Look for the string "Slight" and copy every line that has it.

+---+

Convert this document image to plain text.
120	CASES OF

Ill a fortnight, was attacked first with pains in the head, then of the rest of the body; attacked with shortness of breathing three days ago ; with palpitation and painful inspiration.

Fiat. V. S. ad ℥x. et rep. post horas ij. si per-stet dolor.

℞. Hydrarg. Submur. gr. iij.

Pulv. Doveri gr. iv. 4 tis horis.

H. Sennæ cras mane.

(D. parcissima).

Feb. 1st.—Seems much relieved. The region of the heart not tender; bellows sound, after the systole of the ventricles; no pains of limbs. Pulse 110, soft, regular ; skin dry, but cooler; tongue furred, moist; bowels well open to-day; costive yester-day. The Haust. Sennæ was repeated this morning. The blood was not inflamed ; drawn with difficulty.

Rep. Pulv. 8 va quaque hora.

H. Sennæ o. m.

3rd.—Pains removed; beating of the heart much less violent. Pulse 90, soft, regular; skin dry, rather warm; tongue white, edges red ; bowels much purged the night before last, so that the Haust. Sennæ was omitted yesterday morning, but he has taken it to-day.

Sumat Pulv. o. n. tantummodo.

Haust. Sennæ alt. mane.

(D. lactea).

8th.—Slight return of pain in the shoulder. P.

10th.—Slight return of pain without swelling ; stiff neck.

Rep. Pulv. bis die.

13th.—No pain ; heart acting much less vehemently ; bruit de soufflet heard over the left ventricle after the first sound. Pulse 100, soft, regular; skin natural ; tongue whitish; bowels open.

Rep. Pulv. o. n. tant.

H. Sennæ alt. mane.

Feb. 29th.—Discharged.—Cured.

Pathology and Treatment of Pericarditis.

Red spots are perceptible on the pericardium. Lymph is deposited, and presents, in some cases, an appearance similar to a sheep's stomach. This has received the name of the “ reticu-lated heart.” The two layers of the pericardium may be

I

+---+

*SOLUTION FOR THIS PROBLEM*.
8th.—Slight return of pain in the shoulder. P.
10th.—Slight return of pain without swelling ; stiff neck.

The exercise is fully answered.